Do not carry the pictures over; copy every other part of the entries exactly.

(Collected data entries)
··········

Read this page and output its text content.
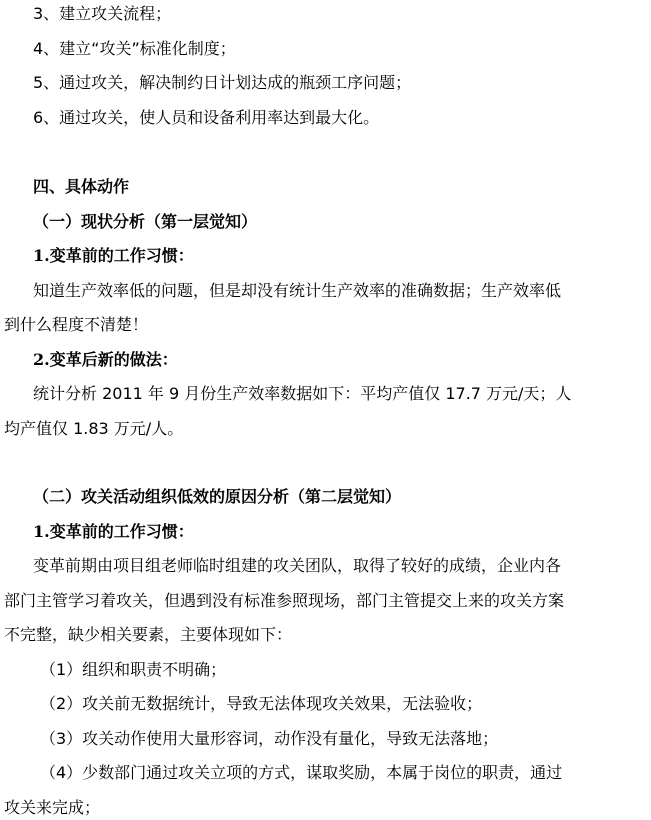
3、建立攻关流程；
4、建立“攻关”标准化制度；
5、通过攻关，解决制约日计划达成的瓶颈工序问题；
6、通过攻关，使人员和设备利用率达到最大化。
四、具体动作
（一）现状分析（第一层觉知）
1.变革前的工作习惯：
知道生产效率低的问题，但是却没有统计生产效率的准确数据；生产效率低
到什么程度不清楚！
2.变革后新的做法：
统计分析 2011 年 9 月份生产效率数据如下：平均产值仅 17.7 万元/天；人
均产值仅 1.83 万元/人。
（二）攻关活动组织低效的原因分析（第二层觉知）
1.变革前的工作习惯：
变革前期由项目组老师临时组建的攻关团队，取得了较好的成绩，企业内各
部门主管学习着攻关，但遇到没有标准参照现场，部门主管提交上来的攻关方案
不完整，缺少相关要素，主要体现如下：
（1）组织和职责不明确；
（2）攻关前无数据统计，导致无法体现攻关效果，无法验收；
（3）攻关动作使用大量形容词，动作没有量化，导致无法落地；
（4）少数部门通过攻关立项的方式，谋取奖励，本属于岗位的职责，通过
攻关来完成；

··········

▸ Response to the exercise:
Read this page and output its text content.
3、建立攻关流程；
4、建立“攻关”标准化制度；
5、通过攻关，解决制约日计划达成的瓶颈工序问题；
6、通过攻关，使人员和设备利用率达到最大化。
四、具体动作
（一）现状分析（第一层觉知）
1.变革前的工作习惯：
知道生产效率低的问题，但是却没有统计生产效率的准确数据；生产效率低
到什么程度不清楚！
2.变革后新的做法：
统计分析 2011 年 9 月份生产效率数据如下：平均产值仅 17.7 万元/天；人
均产值仅 1.83 万元/人。
（二）攻关活动组织低效的原因分析（第二层觉知）
1.变革前的工作习惯：
变革前期由项目组老师临时组建的攻关团队，取得了较好的成绩，企业内各
部门主管学习着攻关，但遇到没有标准参照现场，部门主管提交上来的攻关方案
不完整，缺少相关要素，主要体现如下：
（1）组织和职责不明确；
（2）攻关前无数据统计，导致无法体现攻关效果，无法验收；
（3）攻关动作使用大量形容词，动作没有量化，导致无法落地；
（4）少数部门通过攻关立项的方式，谋取奖励，本属于岗位的职责，通过
攻关来完成；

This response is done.